## START Data section

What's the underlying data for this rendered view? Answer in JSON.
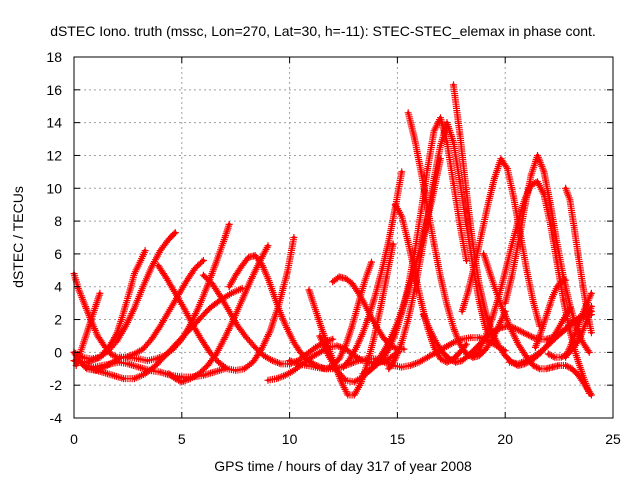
{
  "chart_data": {
    "type": "scatter",
    "title": "dSTEC Iono. truth (mssc, Lon=270, Lat=30, h=-11): STEC-STEC_elemax in phase cont.",
    "xlabel": "GPS time / hours of day 317 of year 2008",
    "ylabel": "dSTEC  / TECUs",
    "xlim": [
      0,
      25
    ],
    "ylim": [
      -4,
      18
    ],
    "xticks": [
      0,
      5,
      10,
      15,
      20,
      25
    ],
    "yticks": [
      -4,
      -2,
      0,
      2,
      4,
      6,
      8,
      10,
      12,
      14,
      16,
      18
    ],
    "grid": true,
    "legend": "none",
    "marker": "+",
    "color": "#ff0000",
    "series": [
      {
        "x": [
          0.0,
          0.4,
          0.8,
          1.2,
          1.6,
          2.0,
          2.4,
          2.8,
          3.2,
          3.6,
          4.0,
          4.4,
          4.7
        ],
        "y": [
          0.0,
          -0.3,
          -0.4,
          -0.3,
          0.1,
          0.7,
          1.6,
          2.7,
          4.0,
          5.2,
          6.2,
          6.9,
          7.3
        ]
      },
      {
        "x": [
          0.0,
          0.2,
          0.4,
          0.6,
          0.8,
          1.0,
          1.2,
          1.4,
          1.6,
          1.8,
          2.0,
          2.2,
          2.4,
          2.6,
          2.8,
          3.1,
          3.3
        ],
        "y": [
          -0.5,
          -0.6,
          -0.6,
          -0.6,
          -0.5,
          -0.4,
          -0.3,
          0.0,
          0.3,
          0.7,
          1.2,
          2.0,
          2.9,
          3.8,
          4.8,
          5.6,
          6.2
        ]
      },
      {
        "x": [
          0.0,
          0.2,
          0.5,
          0.8,
          1.1,
          1.4,
          1.7,
          2.0,
          2.4,
          2.8,
          3.2,
          3.6,
          4.0,
          4.4,
          4.8,
          5.2,
          5.6,
          6.0
        ],
        "y": [
          4.8,
          3.9,
          2.9,
          1.9,
          1.0,
          0.4,
          -0.1,
          -0.3,
          -0.3,
          -0.1,
          0.2,
          0.8,
          1.6,
          2.5,
          3.4,
          4.3,
          5.1,
          5.6
        ]
      },
      {
        "x": [
          0.0,
          0.3,
          0.6,
          1.0,
          1.4,
          1.8,
          2.2,
          2.6,
          3.0,
          3.4,
          3.8,
          4.2,
          4.6,
          5.0,
          5.4,
          5.8,
          6.2,
          6.6,
          7.0,
          7.2
        ],
        "y": [
          0.0,
          -0.6,
          -1.0,
          -1.1,
          -0.9,
          -0.6,
          -0.3,
          -0.3,
          -0.4,
          -0.5,
          -0.4,
          -0.2,
          0.2,
          0.8,
          1.7,
          2.8,
          4.1,
          5.5,
          7.0,
          7.8
        ]
      },
      {
        "x": [
          0.1,
          0.4,
          0.7,
          1.0,
          1.2
        ],
        "y": [
          -0.8,
          0.4,
          1.6,
          2.8,
          3.6
        ]
      },
      {
        "x": [
          0.5,
          0.9,
          1.3,
          1.7,
          2.1,
          2.5,
          3.0,
          3.5,
          4.0,
          4.5,
          5.0,
          5.5,
          6.0,
          6.5,
          7.0
        ],
        "y": [
          -0.8,
          -0.9,
          -0.8,
          -0.7,
          -0.6,
          -0.7,
          -0.9,
          -1.1,
          -1.2,
          -1.4,
          -1.5,
          -1.5,
          -1.4,
          -1.2,
          -1.0
        ]
      },
      {
        "x": [
          0.8,
          1.3,
          1.8,
          2.3,
          2.8,
          3.3,
          3.8,
          4.3,
          4.8,
          5.3,
          5.8,
          6.3,
          6.8,
          7.3,
          7.8
        ],
        "y": [
          -1.0,
          -1.2,
          -1.4,
          -1.6,
          -1.6,
          -1.3,
          -0.8,
          -0.1,
          0.6,
          1.3,
          2.0,
          2.7,
          3.2,
          3.6,
          3.9
        ]
      },
      {
        "x": [
          3.9,
          4.3,
          4.7,
          5.1,
          5.5,
          5.9,
          6.3,
          6.7,
          7.1,
          7.5,
          7.9,
          8.3,
          8.7,
          9.1,
          9.5,
          9.9,
          10.2
        ],
        "y": [
          5.3,
          4.5,
          3.6,
          2.7,
          1.7,
          0.8,
          0.0,
          -0.6,
          -1.0,
          -1.1,
          -1.0,
          -0.6,
          0.2,
          1.3,
          2.9,
          4.9,
          7.0
        ]
      },
      {
        "x": [
          4.4,
          4.7,
          5.0,
          5.4,
          5.8,
          6.2,
          6.6,
          7.0,
          7.4,
          7.8,
          8.2,
          8.6,
          9.0
        ],
        "y": [
          -1.3,
          -1.6,
          -1.8,
          -1.6,
          -1.3,
          -0.8,
          -0.1,
          0.9,
          2.0,
          3.2,
          4.4,
          5.5,
          6.5
        ]
      },
      {
        "x": [
          6.0,
          6.4,
          6.8,
          7.2,
          7.6,
          8.0,
          8.4,
          8.8,
          9.2,
          9.6,
          10.0,
          10.4,
          10.8,
          11.2,
          11.6,
          12.0
        ],
        "y": [
          4.7,
          4.2,
          3.4,
          2.5,
          1.6,
          0.9,
          0.3,
          -0.2,
          -0.5,
          -0.7,
          -0.7,
          -0.5,
          -0.1,
          0.3,
          0.6,
          0.8
        ]
      },
      {
        "x": [
          7.2,
          7.5,
          7.8,
          8.1,
          8.4,
          8.7,
          9.0,
          9.3,
          9.6,
          9.9,
          10.2,
          10.5,
          10.8,
          11.1,
          11.4,
          11.7,
          12.0,
          12.3,
          12.6,
          12.9,
          13.2,
          13.5,
          13.8
        ],
        "y": [
          4.0,
          4.7,
          5.3,
          5.8,
          5.9,
          5.4,
          4.5,
          3.4,
          2.3,
          1.4,
          0.6,
          0.0,
          -0.4,
          -0.7,
          -0.9,
          -1.0,
          -0.8,
          -0.4,
          0.4,
          1.6,
          3.0,
          4.4,
          5.5
        ]
      },
      {
        "x": [
          9.0,
          9.4,
          9.8,
          10.2,
          10.6,
          11.0,
          11.4,
          11.8,
          12.2,
          12.6,
          13.0,
          13.4,
          13.8,
          14.2,
          14.6,
          15.0
        ],
        "y": [
          -1.7,
          -1.6,
          -1.4,
          -1.1,
          -0.7,
          -0.3,
          0.0,
          0.3,
          0.4,
          0.2,
          -0.2,
          -0.5,
          -0.6,
          -0.6,
          -0.4,
          0.0
        ]
      },
      {
        "x": [
          10.0,
          10.4,
          10.8,
          11.2,
          11.6,
          12.0,
          12.4,
          12.8,
          13.2,
          13.6,
          14.0,
          14.4,
          14.8,
          15.2,
          15.6,
          16.0,
          16.4,
          16.8,
          17.2,
          17.6,
          18.0,
          18.4,
          18.8,
          19.2,
          19.6,
          20.0
        ],
        "y": [
          -0.5,
          -0.7,
          -0.8,
          -0.9,
          -1.0,
          -1.0,
          -0.9,
          -0.7,
          -0.5,
          -0.4,
          -0.4,
          -0.6,
          -0.8,
          -0.9,
          -0.8,
          -0.6,
          -0.3,
          0.0,
          0.3,
          0.6,
          0.8,
          0.9,
          0.9,
          0.7,
          0.4,
          0.1
        ]
      },
      {
        "x": [
          10.9,
          11.2,
          11.5,
          11.8,
          12.1,
          12.4,
          12.7,
          13.0,
          13.3,
          13.6,
          13.9,
          14.2,
          14.5,
          14.8
        ],
        "y": [
          3.8,
          2.6,
          1.4,
          0.3,
          -0.8,
          -1.8,
          -2.6,
          -2.6,
          -1.9,
          -0.7,
          0.8,
          2.6,
          4.6,
          6.6
        ]
      },
      {
        "x": [
          11.4,
          11.8,
          12.2,
          12.6,
          13.0,
          13.4,
          13.8,
          14.2,
          14.6,
          15.0,
          15.4,
          15.8,
          16.2,
          16.6,
          17.0
        ],
        "y": [
          1.0,
          -0.2,
          -1.1,
          -1.7,
          -1.8,
          -1.5,
          -1.0,
          -0.3,
          0.6,
          1.8,
          3.3,
          5.1,
          7.1,
          9.3,
          11.8
        ]
      },
      {
        "x": [
          12.0,
          12.3,
          12.6,
          12.9,
          13.2,
          13.5,
          13.8,
          14.1,
          14.4,
          14.7,
          15.0,
          15.3
        ],
        "y": [
          4.3,
          4.6,
          4.5,
          4.2,
          3.6,
          2.9,
          2.1,
          1.4,
          0.8,
          0.4,
          0.2,
          0.2
        ]
      },
      {
        "x": [
          12.5,
          12.8,
          13.1,
          13.4,
          13.7,
          14.0,
          14.3,
          14.6,
          14.9,
          15.2
        ],
        "y": [
          -0.9,
          -0.4,
          0.3,
          1.2,
          2.3,
          3.6,
          5.1,
          6.8,
          8.8,
          11.0
        ]
      },
      {
        "x": [
          13.4,
          13.7,
          14.0,
          14.3,
          14.6,
          14.9,
          15.2,
          15.5,
          15.8,
          16.1,
          16.4,
          16.7,
          17.0,
          17.3,
          17.6,
          17.9,
          18.2
        ],
        "y": [
          -1.3,
          -1.1,
          -0.8,
          -0.4,
          0.2,
          1.1,
          2.4,
          4.0,
          6.1,
          8.6,
          11.2,
          13.5,
          14.3,
          12.8,
          10.3,
          7.8,
          5.6
        ]
      },
      {
        "x": [
          14.6,
          14.9,
          15.2,
          15.5,
          15.8,
          16.1,
          16.4,
          16.7,
          17.0,
          17.3,
          17.6,
          17.9,
          18.2,
          18.5,
          18.8,
          19.1
        ],
        "y": [
          -1.0,
          -0.4,
          0.6,
          2.0,
          3.8,
          5.9,
          8.2,
          10.6,
          12.6,
          14.0,
          12.8,
          10.4,
          7.8,
          5.3,
          3.1,
          1.4
        ]
      },
      {
        "x": [
          14.9,
          15.2,
          15.5,
          15.8,
          16.1,
          16.4,
          16.7,
          17.0,
          17.3,
          17.6,
          17.9,
          18.2
        ],
        "y": [
          9.0,
          8.3,
          6.7,
          4.9,
          3.1,
          1.5,
          0.3,
          -0.4,
          -0.6,
          -0.4,
          0.0,
          0.5
        ]
      },
      {
        "x": [
          15.5,
          15.8,
          16.1,
          16.4,
          16.7,
          17.0,
          17.3,
          17.6,
          17.9,
          18.2,
          18.5,
          18.8,
          19.1,
          19.4,
          19.7,
          20.0
        ],
        "y": [
          14.6,
          13.0,
          11.0,
          8.8,
          6.6,
          4.6,
          2.9,
          1.5,
          0.5,
          -0.1,
          -0.3,
          -0.2,
          0.2,
          0.8,
          1.6,
          2.5
        ]
      },
      {
        "x": [
          16.2,
          16.5,
          16.8,
          17.1,
          17.4,
          17.7,
          18.0,
          18.3,
          18.6,
          18.9,
          19.2,
          19.5,
          19.8,
          20.1,
          20.4,
          20.7,
          21.0,
          21.3,
          21.6,
          21.9,
          22.2,
          22.5,
          22.8,
          23.1,
          23.4,
          23.7,
          24.0
        ],
        "y": [
          2.3,
          1.4,
          0.6,
          0.0,
          -0.4,
          -0.6,
          -0.5,
          -0.2,
          0.2,
          0.6,
          1.0,
          1.3,
          1.5,
          1.6,
          1.5,
          1.3,
          1.1,
          0.9,
          0.8,
          0.8,
          0.9,
          1.1,
          1.4,
          1.7,
          2.0,
          2.2,
          2.3
        ]
      },
      {
        "x": [
          17.6,
          17.9,
          18.2,
          18.5,
          18.8,
          19.1,
          19.4,
          19.7,
          20.0,
          20.3,
          20.6,
          20.9,
          21.2,
          21.5,
          21.8,
          22.1,
          22.4,
          22.7,
          23.0
        ],
        "y": [
          16.3,
          13.3,
          9.8,
          6.6,
          4.1,
          2.4,
          1.2,
          0.4,
          -0.2,
          -0.6,
          -0.8,
          -0.7,
          -0.5,
          -0.2,
          0.2,
          0.7,
          1.3,
          2.0,
          2.7
        ]
      },
      {
        "x": [
          18.0,
          18.3,
          18.6,
          18.9,
          19.2,
          19.5,
          19.8,
          20.1,
          20.4,
          20.7,
          21.0,
          21.3,
          21.6
        ],
        "y": [
          2.5,
          3.8,
          5.4,
          7.2,
          9.0,
          10.6,
          11.8,
          11.2,
          9.4,
          7.2,
          5.0,
          3.1,
          1.6
        ]
      },
      {
        "x": [
          18.5,
          18.8,
          19.1,
          19.4,
          19.7,
          20.0,
          20.3,
          20.6,
          20.9,
          21.2,
          21.5,
          21.8,
          22.1,
          22.4,
          22.7,
          23.0,
          23.3,
          23.6,
          23.9
        ],
        "y": [
          -0.3,
          0.2,
          1.0,
          2.1,
          3.4,
          4.9,
          6.5,
          8.0,
          9.3,
          10.2,
          10.4,
          9.6,
          7.8,
          5.5,
          3.2,
          1.3,
          -0.2,
          -1.4,
          -2.5
        ]
      },
      {
        "x": [
          19.0,
          19.4,
          19.8,
          20.2,
          20.6,
          21.0,
          21.3,
          21.6,
          21.9,
          22.2,
          22.5,
          22.8,
          23.1,
          23.4,
          23.7,
          24.0
        ],
        "y": [
          6.0,
          4.4,
          2.9,
          1.6,
          0.5,
          -0.3,
          -0.8,
          -1.0,
          -1.0,
          -0.9,
          -0.8,
          -0.8,
          -1.0,
          -1.4,
          -2.0,
          -2.6
        ]
      },
      {
        "x": [
          20.0,
          20.3,
          20.6,
          20.9,
          21.2,
          21.5,
          21.8,
          22.1,
          22.4,
          22.7,
          23.0,
          23.3,
          23.6,
          23.9
        ],
        "y": [
          3.0,
          4.6,
          6.6,
          8.8,
          10.8,
          12.0,
          11.0,
          9.0,
          6.7,
          4.6,
          2.9,
          1.5,
          0.6,
          0.0
        ]
      },
      {
        "x": [
          20.2,
          20.6,
          21.0,
          21.4,
          21.8,
          22.2,
          22.6,
          23.0,
          23.4,
          23.8,
          24.0
        ],
        "y": [
          -0.6,
          -0.7,
          -0.5,
          -0.2,
          0.2,
          0.7,
          1.2,
          1.7,
          2.1,
          2.4,
          2.5
        ]
      },
      {
        "x": [
          21.4,
          21.6,
          21.8,
          22.0,
          22.2,
          22.4,
          22.6,
          22.8
        ],
        "y": [
          0.3,
          1.0,
          1.8,
          2.6,
          3.4,
          4.0,
          4.3,
          4.4
        ]
      },
      {
        "x": [
          22.0,
          22.3,
          22.6,
          22.9,
          23.2,
          23.5,
          23.8,
          24.0
        ],
        "y": [
          -0.1,
          -0.3,
          -0.3,
          -0.1,
          0.3,
          1.0,
          2.0,
          2.8
        ]
      },
      {
        "x": [
          22.8,
          23.0,
          23.2,
          23.4,
          23.6,
          23.8,
          24.0
        ],
        "y": [
          10.0,
          9.3,
          7.6,
          5.8,
          4.1,
          2.5,
          1.2
        ]
      },
      {
        "x": [
          22.8,
          23.1,
          23.4,
          23.7,
          24.0
        ],
        "y": [
          -0.3,
          0.6,
          1.7,
          2.7,
          3.6
        ]
      }
    ]
  }
}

## END Data section

## [Short exercise]
Find every line in the records that contains the word "dSTEC"; copy those lines.

## [Solution to this task]
    "title": "dSTEC Iono. truth (mssc, Lon=270, Lat=30, h=-11): STEC-STEC_elemax in phase cont.",
    "ylabel": "dSTEC  / TECUs",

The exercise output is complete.